Identify each line containing the word "screenshot" and copy it.

::: The data

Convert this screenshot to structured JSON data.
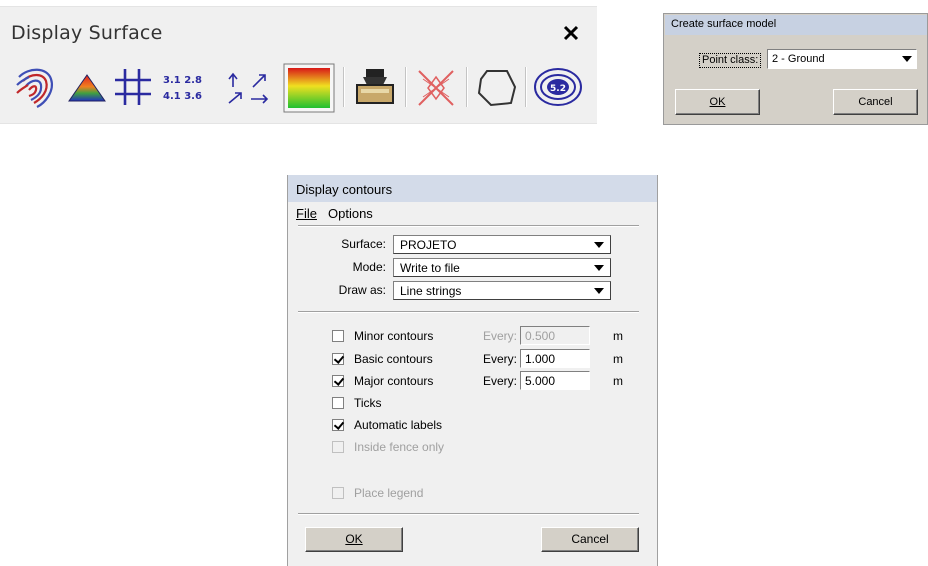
{
  "toolbar": {
    "title": "Display Surface",
    "close_glyph": "✕",
    "icons": [
      "contours-icon",
      "triangle-model-icon",
      "grid-icon",
      "elevation-labels-icon",
      "slope-arrows-icon",
      "color-gradient-icon",
      "inking-icon",
      "cross-x-icon",
      "boundary-shape-icon",
      "eye-view-icon"
    ],
    "elev_text": {
      "row1": "3.1 2.8",
      "row2": "4.1 3.6"
    },
    "eye_badge": "5.2",
    "colors": {
      "bg": "#f0f0f0",
      "contour_blue": "#3f4fb6",
      "contour_red": "#c0282a",
      "grid": "#2a2aa0"
    }
  },
  "create_surface_model": {
    "title": "Create surface model",
    "point_class_label": "Point class:",
    "point_class_value": "2 - Ground",
    "ok": "OK",
    "cancel": "Cancel"
  },
  "display_contours": {
    "title": "Display contours",
    "menu": {
      "file": "File",
      "options": "Options"
    },
    "surface_label": "Surface:",
    "surface_value": "PROJETO",
    "mode_label": "Mode:",
    "mode_value": "Write to file",
    "draw_as_label": "Draw as:",
    "draw_as_value": "Line strings",
    "options": [
      {
        "label": "Minor contours",
        "checked": false,
        "enabled": true,
        "every_label": "Every:",
        "every_value": "0.500",
        "every_enabled": false,
        "unit": "m"
      },
      {
        "label": "Basic contours",
        "checked": true,
        "enabled": true,
        "every_label": "Every:",
        "every_value": "1.000",
        "every_enabled": true,
        "unit": "m"
      },
      {
        "label": "Major contours",
        "checked": true,
        "enabled": true,
        "every_label": "Every:",
        "every_value": "5.000",
        "every_enabled": true,
        "unit": "m"
      },
      {
        "label": "Ticks",
        "checked": false,
        "enabled": true
      },
      {
        "label": "Automatic labels",
        "checked": true,
        "enabled": true
      },
      {
        "label": "Inside fence only",
        "checked": false,
        "enabled": false
      }
    ],
    "place_legend": {
      "label": "Place legend",
      "checked": false,
      "enabled": false
    },
    "ok": "OK",
    "cancel": "Cancel"
  }
}
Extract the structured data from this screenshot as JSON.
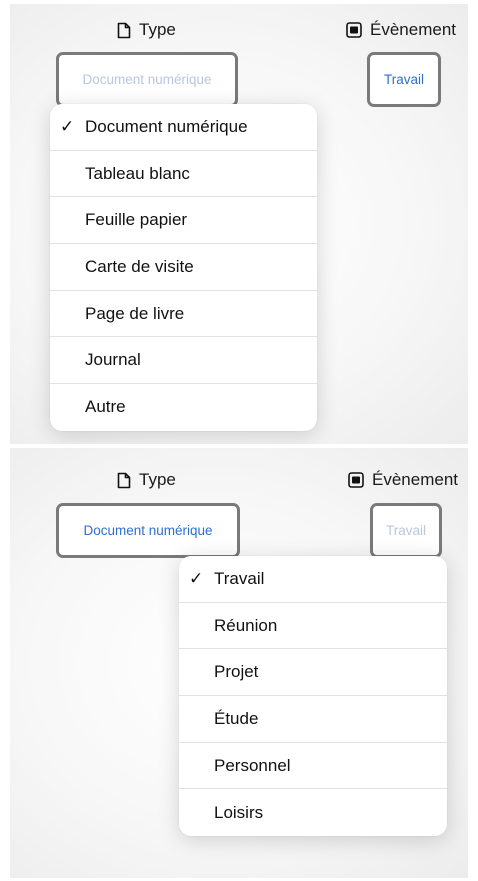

::::::

> _Full output_
Convert this screenshot to structured JSON data.
Extract the structured data from this screenshot as JSON.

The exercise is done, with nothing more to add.